PROBLEM STATEMENT
Each line that contains the word "model" counts once; give the total for the records below and nothing else.

EXERCISE MATERIAL
((
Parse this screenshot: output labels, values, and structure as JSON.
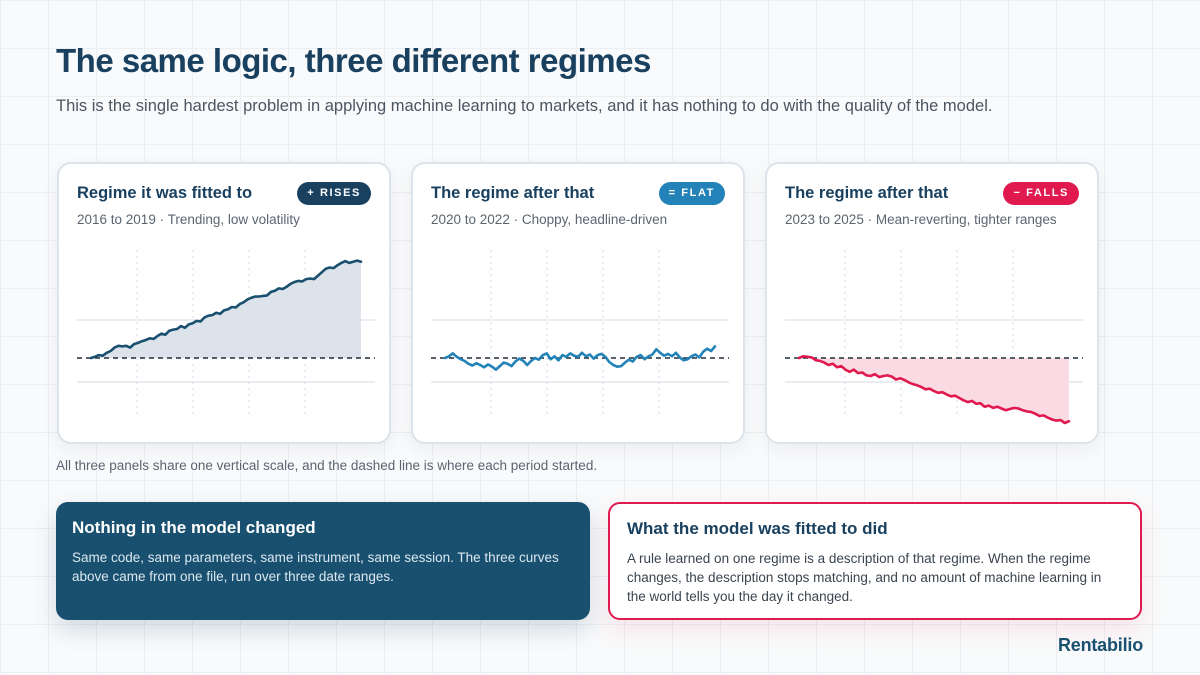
{
  "header": {
    "title": "The same logic, three different regimes",
    "subtitle": "This is the single hardest problem in applying machine learning to markets, and it has nothing to do with the quality of the model."
  },
  "panels": [
    {
      "title": "Regime it was fitted to",
      "badge": "+ RISES",
      "badge_color": "#19405f",
      "subtitle": "2016 to 2019 · Trending, low volatility"
    },
    {
      "title": "The regime after that",
      "badge": "= FLAT",
      "badge_color": "#2383b8",
      "subtitle": "2020 to 2022 · Choppy, headline-driven"
    },
    {
      "title": "The regime after that",
      "badge": "− FALLS",
      "badge_color": "#e0194f",
      "subtitle": "2023 to 2025 · Mean-reverting, tighter ranges"
    }
  ],
  "chart_data": [
    {
      "type": "area",
      "title": "Regime it was fitted to",
      "color": "#19506f",
      "fill": "#dde3eb",
      "baseline": 0,
      "ylim": [
        -1.0,
        2.0
      ],
      "grid": true,
      "x": [
        0,
        1,
        2,
        3,
        4,
        5,
        6,
        7,
        8,
        9,
        10,
        11,
        12,
        13,
        14,
        15,
        16,
        17,
        18,
        19,
        20,
        21,
        22,
        23,
        24,
        25,
        26,
        27,
        28,
        29,
        30,
        31,
        32,
        33,
        34,
        35,
        36,
        37,
        38,
        39,
        40,
        41,
        42,
        43,
        44,
        45,
        46,
        47,
        48,
        49,
        50,
        51,
        52,
        53,
        54,
        55,
        56,
        57,
        58,
        59,
        60,
        61,
        62,
        63,
        64,
        65,
        66,
        67,
        68,
        69
      ],
      "y": [
        0,
        0.02,
        0.05,
        0.04,
        0.09,
        0.12,
        0.18,
        0.21,
        0.2,
        0.21,
        0.18,
        0.24,
        0.26,
        0.29,
        0.31,
        0.34,
        0.33,
        0.38,
        0.42,
        0.4,
        0.47,
        0.49,
        0.5,
        0.55,
        0.52,
        0.58,
        0.6,
        0.64,
        0.63,
        0.7,
        0.73,
        0.74,
        0.78,
        0.76,
        0.82,
        0.84,
        0.88,
        0.87,
        0.93,
        0.96,
        1.01,
        1.04,
        1.06,
        1.06,
        1.07,
        1.08,
        1.14,
        1.16,
        1.2,
        1.19,
        1.23,
        1.28,
        1.31,
        1.33,
        1.32,
        1.36,
        1.37,
        1.36,
        1.42,
        1.48,
        1.54,
        1.56,
        1.55,
        1.6,
        1.64,
        1.67,
        1.64,
        1.66,
        1.68,
        1.66
      ]
    },
    {
      "type": "line",
      "title": "The regime after that",
      "color": "#2383b8",
      "baseline": 0,
      "ylim": [
        -1.0,
        2.0
      ],
      "grid": true,
      "x": [
        0,
        1,
        2,
        3,
        4,
        5,
        6,
        7,
        8,
        9,
        10,
        11,
        12,
        13,
        14,
        15,
        16,
        17,
        18,
        19,
        20,
        21,
        22,
        23,
        24,
        25,
        26,
        27,
        28,
        29,
        30,
        31,
        32,
        33,
        34,
        35,
        36,
        37,
        38,
        39,
        40,
        41,
        42,
        43,
        44,
        45,
        46,
        47,
        48,
        49,
        50,
        51,
        52,
        53,
        54,
        55,
        56,
        57,
        58,
        59,
        60,
        61,
        62,
        63,
        64,
        65,
        66,
        67,
        68,
        69
      ],
      "y": [
        0,
        0.03,
        0.08,
        0.02,
        -0.02,
        -0.05,
        -0.1,
        -0.13,
        -0.09,
        -0.12,
        -0.16,
        -0.11,
        -0.15,
        -0.2,
        -0.14,
        -0.08,
        -0.1,
        -0.14,
        -0.06,
        -0.01,
        -0.05,
        -0.12,
        -0.05,
        0,
        -0.03,
        0.05,
        0.08,
        -0.02,
        0.03,
        -0.04,
        0.05,
        0.02,
        0.08,
        0.04,
        0.02,
        0.09,
        0.03,
        0.06,
        -0.01,
        0.05,
        0.07,
        0.02,
        -0.07,
        -0.12,
        -0.15,
        -0.14,
        -0.08,
        -0.03,
        -0.06,
        0.02,
        0.05,
        -0.02,
        0.03,
        0.06,
        0.15,
        0.09,
        0.04,
        0.07,
        0.03,
        0.09,
        0.01,
        -0.04,
        -0.02,
        0.03,
        0.06,
        0.01,
        0.11,
        0.16,
        0.12,
        0.2
      ]
    },
    {
      "type": "area",
      "title": "The regime after that",
      "color": "#e0194f",
      "fill": "#fbdbe3",
      "baseline": 0,
      "ylim": [
        -1.0,
        2.0
      ],
      "grid": true,
      "x": [
        0,
        1,
        2,
        3,
        4,
        5,
        6,
        7,
        8,
        9,
        10,
        11,
        12,
        13,
        14,
        15,
        16,
        17,
        18,
        19,
        20,
        21,
        22,
        23,
        24,
        25,
        26,
        27,
        28,
        29,
        30,
        31,
        32,
        33,
        34,
        35,
        36,
        37,
        38,
        39,
        40,
        41,
        42,
        43,
        44,
        45,
        46,
        47,
        48,
        49,
        50,
        51,
        52,
        53,
        54,
        55,
        56,
        57,
        58,
        59,
        60,
        61,
        62,
        63,
        64
      ],
      "y": [
        0,
        0.03,
        0.02,
        0.01,
        -0.04,
        -0.05,
        -0.08,
        -0.12,
        -0.1,
        -0.16,
        -0.14,
        -0.2,
        -0.24,
        -0.2,
        -0.26,
        -0.25,
        -0.3,
        -0.31,
        -0.28,
        -0.33,
        -0.31,
        -0.3,
        -0.32,
        -0.37,
        -0.35,
        -0.38,
        -0.42,
        -0.45,
        -0.47,
        -0.5,
        -0.54,
        -0.53,
        -0.57,
        -0.6,
        -0.59,
        -0.63,
        -0.66,
        -0.65,
        -0.69,
        -0.73,
        -0.76,
        -0.74,
        -0.79,
        -0.78,
        -0.84,
        -0.82,
        -0.86,
        -0.84,
        -0.87,
        -0.9,
        -0.88,
        -0.86,
        -0.87,
        -0.9,
        -0.92,
        -0.93,
        -0.96,
        -1.0,
        -0.99,
        -1.03,
        -1.06,
        -1.08,
        -1.07,
        -1.12,
        -1.09
      ]
    }
  ],
  "footnote": "All three panels share one vertical scale, and the dashed line is where each period started.",
  "cards": {
    "dark": {
      "title": "Nothing in the model changed",
      "body": "Same code, same parameters, same instrument, same session. The three curves above came from one file, run over three date ranges."
    },
    "light": {
      "title": "What the model was fitted to did",
      "body": "A rule learned on one regime is a description of that regime. When the regime changes, the description stops matching, and no amount of machine learning in the world tells you the day it changed."
    }
  },
  "brand": "Rentabilio"
}
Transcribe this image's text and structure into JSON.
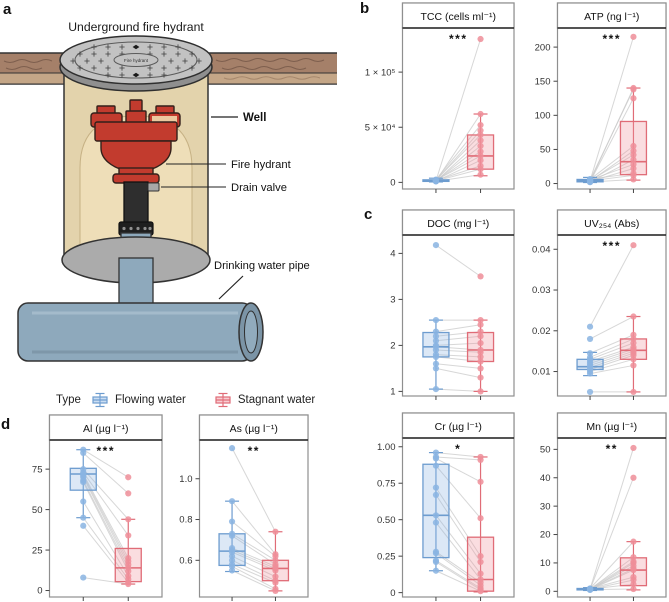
{
  "figure": {
    "panel_labels": {
      "a": "a",
      "b": "b",
      "c": "c",
      "d": "d"
    },
    "diagram": {
      "title": "Underground fire hydrant",
      "cover_text": "Fire hydrant",
      "labels": {
        "well": "Well",
        "fire_hydrant": "Fire hydrant",
        "drain_valve": "Drain valve",
        "drinking_water_pipe": "Drinking water pipe"
      }
    },
    "legend": {
      "title": "Type",
      "items": [
        {
          "label": "Flowing water",
          "color": "#8ab4e2"
        },
        {
          "label": "Stagnant water",
          "color": "#ef8e99"
        }
      ]
    }
  },
  "colors": {
    "flowing": "#8ab4e2",
    "flowing_stroke": "#6d9ccf",
    "stagnant": "#ef8e99",
    "stagnant_stroke": "#e06c77",
    "pair_line": "#c9c9c9",
    "panel_border": "#8f8f8f"
  },
  "chart_data": [
    {
      "panel": "b",
      "type": "paired-boxplot-scatter",
      "title": "TCC (cells ml⁻¹)",
      "significance": "***",
      "ylim": [
        -6000,
        140000
      ],
      "yticks": [
        {
          "v": 0,
          "label": "0"
        },
        {
          "v": 50000,
          "label": "5 × 10⁴"
        },
        {
          "v": 100000,
          "label": "1 × 10⁵"
        }
      ],
      "series": [
        {
          "name": "Flowing water",
          "box": {
            "low": 400,
            "q1": 900,
            "med": 1500,
            "q3": 2300,
            "high": 3800
          },
          "points": [
            1500,
            1200,
            2500,
            1800,
            2200,
            1000,
            1400,
            1600,
            2000,
            1100,
            1700,
            1300,
            900
          ]
        },
        {
          "name": "Stagnant water",
          "box": {
            "low": 6000,
            "q1": 12000,
            "med": 24000,
            "q3": 43000,
            "high": 62000
          },
          "points": [
            130000,
            62000,
            52000,
            47000,
            43000,
            38000,
            33000,
            28000,
            24000,
            20000,
            15000,
            12000,
            7000
          ]
        }
      ]
    },
    {
      "panel": "b",
      "type": "paired-boxplot-scatter",
      "title": "ATP (ng l⁻¹)",
      "significance": "***",
      "ylim": [
        -8,
        228
      ],
      "yticks": [
        {
          "v": 0,
          "label": "0"
        },
        {
          "v": 50,
          "label": "50"
        },
        {
          "v": 100,
          "label": "100"
        },
        {
          "v": 150,
          "label": "150"
        },
        {
          "v": 200,
          "label": "200"
        }
      ],
      "series": [
        {
          "name": "Flowing water",
          "box": {
            "low": 1.5,
            "q1": 2.5,
            "med": 4,
            "q3": 6,
            "high": 9
          },
          "points": [
            4,
            3,
            5,
            2.5,
            6,
            3.5,
            4.5,
            2,
            5.5,
            3,
            6.5,
            4,
            2.2
          ]
        },
        {
          "name": "Stagnant water",
          "box": {
            "low": 5,
            "q1": 13,
            "med": 32,
            "q3": 91,
            "high": 140
          },
          "points": [
            215,
            140,
            138,
            125,
            55,
            48,
            42,
            35,
            28,
            22,
            15,
            12,
            6
          ]
        }
      ]
    },
    {
      "panel": "c",
      "type": "paired-boxplot-scatter",
      "title": "DOC (mg l⁻¹)",
      "significance": "",
      "ylim": [
        0.9,
        4.4
      ],
      "yticks": [
        {
          "v": 1,
          "label": "1"
        },
        {
          "v": 2,
          "label": "2"
        },
        {
          "v": 3,
          "label": "3"
        },
        {
          "v": 4,
          "label": "4"
        }
      ],
      "series": [
        {
          "name": "Flowing water",
          "box": {
            "low": 1.05,
            "q1": 1.75,
            "med": 1.97,
            "q3": 2.28,
            "high": 2.55
          },
          "points": [
            4.18,
            2.55,
            2.3,
            2.2,
            2.1,
            2.0,
            1.97,
            1.9,
            1.8,
            1.75,
            1.6,
            1.5,
            1.05
          ]
        },
        {
          "name": "Stagnant water",
          "box": {
            "low": 1.0,
            "q1": 1.65,
            "med": 1.9,
            "q3": 2.28,
            "high": 2.55
          },
          "points": [
            3.5,
            2.55,
            2.45,
            2.3,
            2.2,
            2.05,
            1.9,
            1.85,
            1.75,
            1.65,
            1.5,
            1.3,
            1.0
          ]
        }
      ]
    },
    {
      "panel": "c",
      "type": "paired-boxplot-scatter",
      "title": "UV₂₅₄ (Abs)",
      "significance": "***",
      "ylim": [
        0.004,
        0.0435
      ],
      "yticks": [
        {
          "v": 0.01,
          "label": "0.01"
        },
        {
          "v": 0.02,
          "label": "0.02"
        },
        {
          "v": 0.03,
          "label": "0.03"
        },
        {
          "v": 0.04,
          "label": "0.04"
        }
      ],
      "series": [
        {
          "name": "Flowing water",
          "box": {
            "low": 0.009,
            "q1": 0.0105,
            "med": 0.0112,
            "q3": 0.013,
            "high": 0.0147
          },
          "points": [
            0.021,
            0.018,
            0.0145,
            0.0135,
            0.013,
            0.0125,
            0.012,
            0.0115,
            0.011,
            0.0105,
            0.01,
            0.0095,
            0.005
          ]
        },
        {
          "name": "Stagnant water",
          "box": {
            "low": 0.005,
            "q1": 0.013,
            "med": 0.0152,
            "q3": 0.018,
            "high": 0.0235
          },
          "points": [
            0.041,
            0.0235,
            0.019,
            0.018,
            0.017,
            0.016,
            0.0155,
            0.015,
            0.0145,
            0.014,
            0.013,
            0.0115,
            0.005
          ]
        }
      ]
    },
    {
      "panel": "c",
      "type": "paired-boxplot-scatter",
      "title": "Cr (µg l⁻¹)",
      "significance": "*",
      "ylim": [
        -0.03,
        1.06
      ],
      "yticks": [
        {
          "v": 0,
          "label": "0"
        },
        {
          "v": 0.25,
          "label": "0.25"
        },
        {
          "v": 0.5,
          "label": "0.50"
        },
        {
          "v": 0.75,
          "label": "0.75"
        },
        {
          "v": 1.0,
          "label": "1.00"
        }
      ],
      "series": [
        {
          "name": "Flowing water",
          "box": {
            "low": 0.15,
            "q1": 0.24,
            "med": 0.53,
            "q3": 0.88,
            "high": 0.96
          },
          "points": [
            0.96,
            0.93,
            0.92,
            0.87,
            0.72,
            0.67,
            0.53,
            0.48,
            0.28,
            0.27,
            0.22,
            0.21,
            0.15
          ]
        },
        {
          "name": "Stagnant water",
          "box": {
            "low": 0.005,
            "q1": 0.01,
            "med": 0.09,
            "q3": 0.38,
            "high": 0.93
          },
          "points": [
            0.93,
            0.91,
            0.76,
            0.51,
            0.25,
            0.21,
            0.13,
            0.09,
            0.07,
            0.05,
            0.03,
            0.02,
            0.01
          ]
        }
      ]
    },
    {
      "panel": "c",
      "type": "paired-boxplot-scatter",
      "title": "Mn (µg l⁻¹)",
      "significance": "**",
      "ylim": [
        -2,
        54
      ],
      "yticks": [
        {
          "v": 0,
          "label": "0"
        },
        {
          "v": 10,
          "label": "10"
        },
        {
          "v": 20,
          "label": "20"
        },
        {
          "v": 30,
          "label": "30"
        },
        {
          "v": 40,
          "label": "40"
        },
        {
          "v": 50,
          "label": "50"
        }
      ],
      "series": [
        {
          "name": "Flowing water",
          "box": {
            "low": 0.3,
            "q1": 0.5,
            "med": 0.7,
            "q3": 1.0,
            "high": 1.3
          },
          "points": [
            0.8,
            0.6,
            1.0,
            0.7,
            0.9,
            0.5,
            0.8,
            0.7,
            0.6,
            0.9,
            0.7,
            0.8,
            0.6
          ]
        },
        {
          "name": "Stagnant water",
          "box": {
            "low": 0.5,
            "q1": 2,
            "med": 7.5,
            "q3": 11.8,
            "high": 17.5
          },
          "points": [
            50.5,
            40,
            17.5,
            12,
            10.5,
            10,
            9,
            8,
            7.5,
            5,
            4,
            2.5,
            0.8
          ]
        }
      ]
    },
    {
      "panel": "d",
      "type": "paired-boxplot-scatter",
      "title": "Al (µg l⁻¹)",
      "significance": "***",
      "ylim": [
        -4,
        93
      ],
      "yticks": [
        {
          "v": 0,
          "label": "0"
        },
        {
          "v": 25,
          "label": "25"
        },
        {
          "v": 50,
          "label": "50"
        },
        {
          "v": 75,
          "label": "75"
        }
      ],
      "series": [
        {
          "name": "Flowing water",
          "box": {
            "low": 45,
            "q1": 62,
            "med": 72,
            "q3": 75.5,
            "high": 87
          },
          "points": [
            87,
            85,
            75,
            73,
            72,
            71,
            70,
            68,
            67,
            55,
            45,
            40,
            8
          ]
        },
        {
          "name": "Stagnant water",
          "box": {
            "low": 4,
            "q1": 5.5,
            "med": 14,
            "q3": 26,
            "high": 44
          },
          "points": [
            70,
            60,
            44,
            34,
            20,
            18,
            16,
            14,
            12,
            9,
            7,
            5,
            4
          ]
        }
      ]
    },
    {
      "panel": "d",
      "type": "paired-boxplot-scatter",
      "title": "As (µg l⁻¹)",
      "significance": "**",
      "ylim": [
        0.42,
        1.19
      ],
      "yticks": [
        {
          "v": 0.6,
          "label": "0.6"
        },
        {
          "v": 0.8,
          "label": "0.8"
        },
        {
          "v": 1.0,
          "label": "1.0"
        }
      ],
      "series": [
        {
          "name": "Flowing water",
          "box": {
            "low": 0.545,
            "q1": 0.575,
            "med": 0.645,
            "q3": 0.73,
            "high": 0.89
          },
          "points": [
            1.15,
            0.89,
            0.79,
            0.73,
            0.72,
            0.66,
            0.65,
            0.64,
            0.62,
            0.6,
            0.58,
            0.57,
            0.55
          ]
        },
        {
          "name": "Stagnant water",
          "box": {
            "low": 0.45,
            "q1": 0.5,
            "med": 0.56,
            "q3": 0.6,
            "high": 0.74
          },
          "points": [
            0.74,
            0.63,
            0.62,
            0.6,
            0.58,
            0.57,
            0.56,
            0.55,
            0.52,
            0.5,
            0.49,
            0.46,
            0.45
          ]
        }
      ]
    }
  ]
}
))
REPLY TO THE TASK
3